What to produce: Collect all lines below with the string "this".

Dataset content:
════

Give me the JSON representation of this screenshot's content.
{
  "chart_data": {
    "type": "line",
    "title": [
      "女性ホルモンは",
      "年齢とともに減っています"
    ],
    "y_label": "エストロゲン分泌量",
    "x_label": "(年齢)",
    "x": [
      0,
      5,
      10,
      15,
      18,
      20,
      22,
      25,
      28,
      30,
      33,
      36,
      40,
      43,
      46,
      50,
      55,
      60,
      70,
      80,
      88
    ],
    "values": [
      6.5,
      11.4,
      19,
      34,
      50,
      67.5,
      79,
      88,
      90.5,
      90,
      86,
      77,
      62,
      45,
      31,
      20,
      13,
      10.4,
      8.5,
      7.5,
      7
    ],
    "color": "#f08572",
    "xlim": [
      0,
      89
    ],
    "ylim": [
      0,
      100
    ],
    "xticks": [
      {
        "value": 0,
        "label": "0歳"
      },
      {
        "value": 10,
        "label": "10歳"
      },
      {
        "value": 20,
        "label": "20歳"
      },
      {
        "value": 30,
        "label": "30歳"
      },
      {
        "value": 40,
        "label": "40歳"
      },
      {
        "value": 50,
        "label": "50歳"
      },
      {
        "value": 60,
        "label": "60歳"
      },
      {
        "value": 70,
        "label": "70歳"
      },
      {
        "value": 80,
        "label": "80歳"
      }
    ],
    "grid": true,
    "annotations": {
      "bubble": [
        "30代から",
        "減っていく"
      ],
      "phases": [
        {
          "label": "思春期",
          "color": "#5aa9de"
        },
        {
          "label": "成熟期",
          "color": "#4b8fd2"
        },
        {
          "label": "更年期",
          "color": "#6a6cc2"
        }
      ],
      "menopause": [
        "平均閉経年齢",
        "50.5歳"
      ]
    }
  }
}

════

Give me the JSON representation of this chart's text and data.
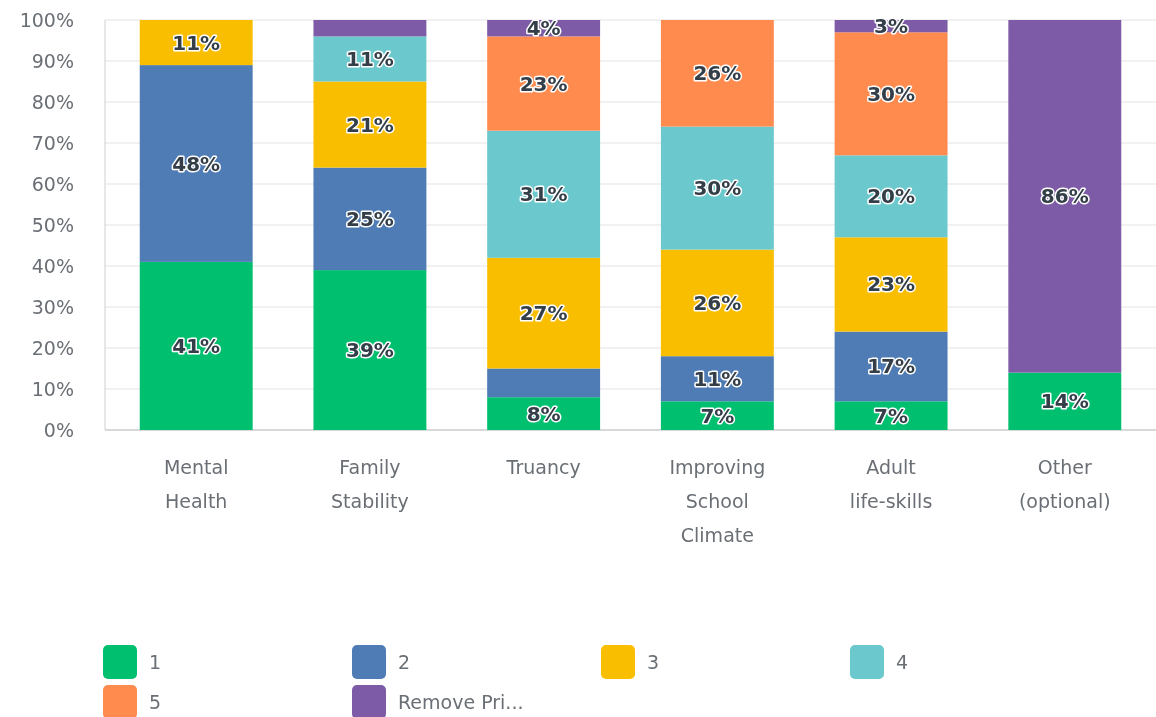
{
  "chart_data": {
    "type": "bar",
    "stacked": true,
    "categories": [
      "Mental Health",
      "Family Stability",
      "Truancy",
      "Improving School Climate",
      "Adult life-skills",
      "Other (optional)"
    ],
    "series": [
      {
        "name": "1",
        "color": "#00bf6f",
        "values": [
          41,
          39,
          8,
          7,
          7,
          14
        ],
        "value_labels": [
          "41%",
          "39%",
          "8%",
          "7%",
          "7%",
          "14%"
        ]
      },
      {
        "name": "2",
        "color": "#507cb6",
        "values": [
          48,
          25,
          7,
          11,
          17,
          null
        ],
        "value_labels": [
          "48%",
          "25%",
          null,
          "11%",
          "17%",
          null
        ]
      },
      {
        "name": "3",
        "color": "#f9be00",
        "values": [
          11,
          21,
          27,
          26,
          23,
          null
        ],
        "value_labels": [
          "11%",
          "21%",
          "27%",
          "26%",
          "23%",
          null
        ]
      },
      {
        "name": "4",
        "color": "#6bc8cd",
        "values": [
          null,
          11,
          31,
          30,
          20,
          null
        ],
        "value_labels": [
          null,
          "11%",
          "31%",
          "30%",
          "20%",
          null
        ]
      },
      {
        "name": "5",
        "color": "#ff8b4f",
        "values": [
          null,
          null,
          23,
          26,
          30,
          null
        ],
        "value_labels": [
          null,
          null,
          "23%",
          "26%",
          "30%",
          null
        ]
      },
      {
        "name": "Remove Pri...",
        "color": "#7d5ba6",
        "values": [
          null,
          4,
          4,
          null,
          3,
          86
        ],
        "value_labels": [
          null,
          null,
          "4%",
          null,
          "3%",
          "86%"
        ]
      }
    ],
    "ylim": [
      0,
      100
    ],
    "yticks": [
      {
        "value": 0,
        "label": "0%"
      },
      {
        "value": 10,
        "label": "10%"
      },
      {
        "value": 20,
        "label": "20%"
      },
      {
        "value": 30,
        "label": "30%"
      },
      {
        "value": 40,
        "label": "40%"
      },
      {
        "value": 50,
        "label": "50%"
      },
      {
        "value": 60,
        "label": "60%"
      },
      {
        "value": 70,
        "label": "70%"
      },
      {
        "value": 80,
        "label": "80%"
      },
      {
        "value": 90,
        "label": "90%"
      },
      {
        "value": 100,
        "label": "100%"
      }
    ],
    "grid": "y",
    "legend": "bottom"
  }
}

════

Answer to the problem:
Give me the JSON representation of this screenshot's content.
Give me the JSON representation of this chart's text and data.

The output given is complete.